Task requirements =
Copy each line of the data that has "Workflow" in it.

Material for the task =
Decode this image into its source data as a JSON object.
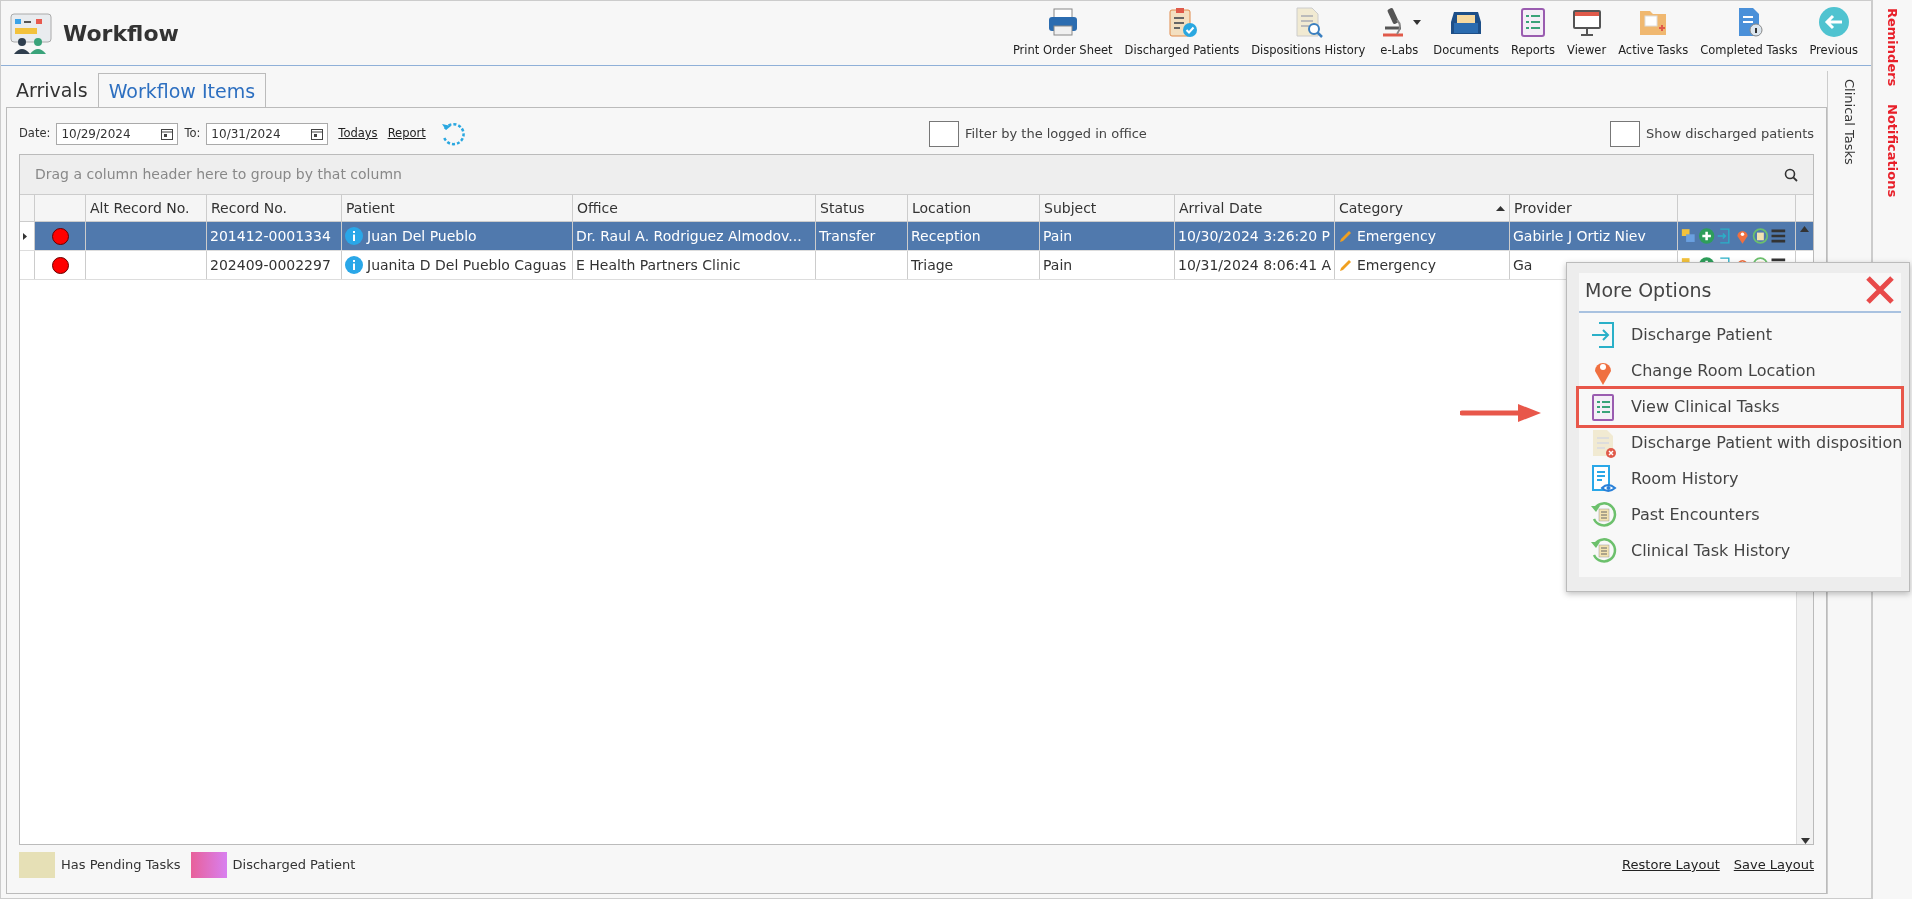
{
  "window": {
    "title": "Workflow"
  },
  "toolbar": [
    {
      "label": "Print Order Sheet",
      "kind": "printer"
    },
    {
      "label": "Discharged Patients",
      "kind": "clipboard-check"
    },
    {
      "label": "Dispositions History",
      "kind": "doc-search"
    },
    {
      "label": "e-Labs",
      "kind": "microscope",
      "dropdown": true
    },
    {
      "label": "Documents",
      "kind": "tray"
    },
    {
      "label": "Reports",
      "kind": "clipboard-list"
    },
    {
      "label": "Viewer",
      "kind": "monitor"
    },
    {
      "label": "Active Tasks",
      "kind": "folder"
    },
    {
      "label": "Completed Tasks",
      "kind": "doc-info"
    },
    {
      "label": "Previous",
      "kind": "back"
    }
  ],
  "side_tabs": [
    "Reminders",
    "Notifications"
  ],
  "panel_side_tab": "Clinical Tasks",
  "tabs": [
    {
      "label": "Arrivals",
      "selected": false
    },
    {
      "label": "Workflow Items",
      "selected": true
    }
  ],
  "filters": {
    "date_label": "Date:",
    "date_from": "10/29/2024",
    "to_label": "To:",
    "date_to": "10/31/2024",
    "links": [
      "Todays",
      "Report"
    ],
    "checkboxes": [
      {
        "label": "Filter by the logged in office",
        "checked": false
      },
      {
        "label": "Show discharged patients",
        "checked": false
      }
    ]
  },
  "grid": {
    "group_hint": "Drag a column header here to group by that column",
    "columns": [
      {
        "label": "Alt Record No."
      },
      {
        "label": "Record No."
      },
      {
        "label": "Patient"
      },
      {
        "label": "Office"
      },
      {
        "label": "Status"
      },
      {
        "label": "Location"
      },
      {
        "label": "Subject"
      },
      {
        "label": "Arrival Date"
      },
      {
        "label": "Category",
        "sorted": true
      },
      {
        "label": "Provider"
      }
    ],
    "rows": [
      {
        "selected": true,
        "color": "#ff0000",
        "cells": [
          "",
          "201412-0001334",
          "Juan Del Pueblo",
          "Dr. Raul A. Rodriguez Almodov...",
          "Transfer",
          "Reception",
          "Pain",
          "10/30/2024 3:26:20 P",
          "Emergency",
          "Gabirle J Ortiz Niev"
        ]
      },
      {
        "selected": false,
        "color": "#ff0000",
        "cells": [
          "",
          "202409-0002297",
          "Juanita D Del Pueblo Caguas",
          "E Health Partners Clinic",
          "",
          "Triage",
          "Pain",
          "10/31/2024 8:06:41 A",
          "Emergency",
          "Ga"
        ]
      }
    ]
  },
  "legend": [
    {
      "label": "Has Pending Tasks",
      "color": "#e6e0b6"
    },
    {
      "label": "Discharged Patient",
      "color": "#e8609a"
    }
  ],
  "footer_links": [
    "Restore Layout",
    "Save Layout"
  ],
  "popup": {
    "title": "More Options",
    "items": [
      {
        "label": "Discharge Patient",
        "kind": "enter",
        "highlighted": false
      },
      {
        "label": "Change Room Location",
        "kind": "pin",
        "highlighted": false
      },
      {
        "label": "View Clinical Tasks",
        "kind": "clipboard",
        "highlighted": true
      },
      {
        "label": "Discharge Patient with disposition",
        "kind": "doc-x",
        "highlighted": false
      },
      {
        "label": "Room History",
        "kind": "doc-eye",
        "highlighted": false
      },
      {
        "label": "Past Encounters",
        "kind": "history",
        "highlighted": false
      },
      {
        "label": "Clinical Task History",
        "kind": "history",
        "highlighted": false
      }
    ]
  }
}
--
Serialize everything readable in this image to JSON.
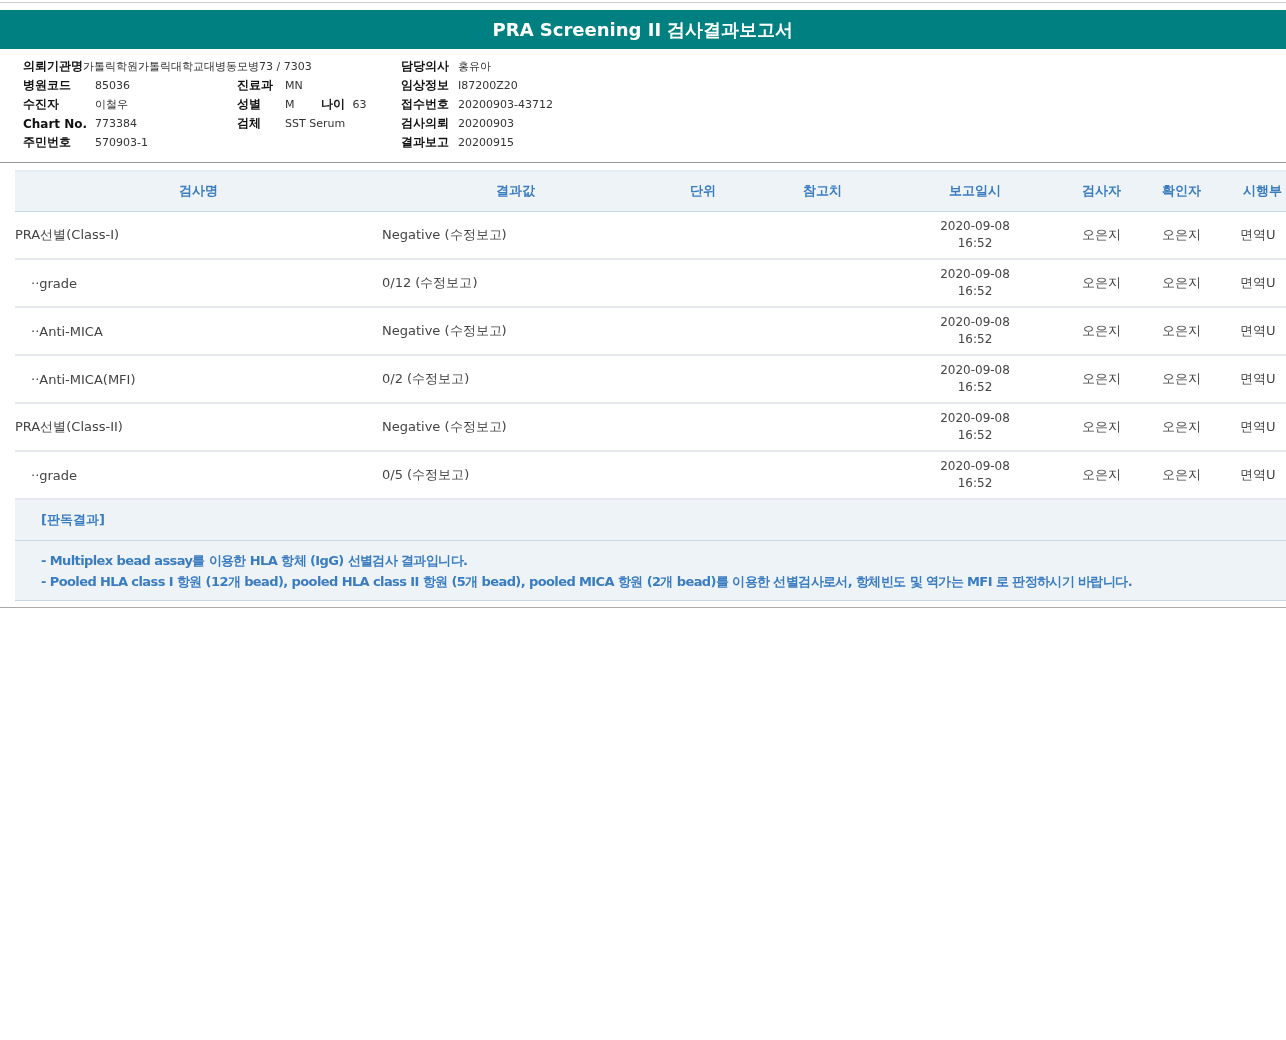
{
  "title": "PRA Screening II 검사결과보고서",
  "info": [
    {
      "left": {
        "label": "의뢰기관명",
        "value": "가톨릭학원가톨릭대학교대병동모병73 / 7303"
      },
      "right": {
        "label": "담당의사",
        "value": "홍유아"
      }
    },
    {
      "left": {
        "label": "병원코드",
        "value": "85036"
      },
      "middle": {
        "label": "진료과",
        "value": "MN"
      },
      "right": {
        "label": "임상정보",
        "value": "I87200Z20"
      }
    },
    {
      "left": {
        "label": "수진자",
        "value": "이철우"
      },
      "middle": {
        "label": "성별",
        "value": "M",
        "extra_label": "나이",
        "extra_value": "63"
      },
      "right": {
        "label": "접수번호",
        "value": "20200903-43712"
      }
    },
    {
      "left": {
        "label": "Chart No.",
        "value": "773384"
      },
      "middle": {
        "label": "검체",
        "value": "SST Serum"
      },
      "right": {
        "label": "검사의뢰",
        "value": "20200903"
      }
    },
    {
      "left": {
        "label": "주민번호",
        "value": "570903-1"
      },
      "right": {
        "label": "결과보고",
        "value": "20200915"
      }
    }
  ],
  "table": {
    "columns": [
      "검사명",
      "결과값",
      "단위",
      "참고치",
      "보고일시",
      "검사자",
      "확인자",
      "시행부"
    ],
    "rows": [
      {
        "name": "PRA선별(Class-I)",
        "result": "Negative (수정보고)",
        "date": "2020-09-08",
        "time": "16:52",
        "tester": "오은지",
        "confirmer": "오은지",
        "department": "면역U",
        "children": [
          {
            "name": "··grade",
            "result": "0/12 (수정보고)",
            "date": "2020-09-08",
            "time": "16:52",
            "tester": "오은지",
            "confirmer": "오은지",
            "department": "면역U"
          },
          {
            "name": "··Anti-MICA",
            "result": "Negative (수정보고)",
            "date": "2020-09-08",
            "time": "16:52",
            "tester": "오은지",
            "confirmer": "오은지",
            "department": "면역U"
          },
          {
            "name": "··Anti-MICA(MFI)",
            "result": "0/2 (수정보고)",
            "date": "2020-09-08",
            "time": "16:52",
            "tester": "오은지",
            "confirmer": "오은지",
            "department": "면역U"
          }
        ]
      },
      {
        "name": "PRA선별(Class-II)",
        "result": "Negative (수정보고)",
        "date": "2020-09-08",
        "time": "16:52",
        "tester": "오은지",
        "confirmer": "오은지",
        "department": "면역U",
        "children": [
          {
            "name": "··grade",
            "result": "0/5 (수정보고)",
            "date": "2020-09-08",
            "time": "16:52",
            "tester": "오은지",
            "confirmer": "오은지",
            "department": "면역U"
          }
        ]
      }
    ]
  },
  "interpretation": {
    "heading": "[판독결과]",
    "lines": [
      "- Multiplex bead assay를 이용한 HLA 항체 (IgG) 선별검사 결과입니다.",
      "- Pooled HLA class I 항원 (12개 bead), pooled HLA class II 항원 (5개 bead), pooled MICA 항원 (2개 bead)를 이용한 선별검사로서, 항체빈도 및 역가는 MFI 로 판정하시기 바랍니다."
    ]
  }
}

Your response =
    "title": "Workflow"
      "label": "Workflow Items",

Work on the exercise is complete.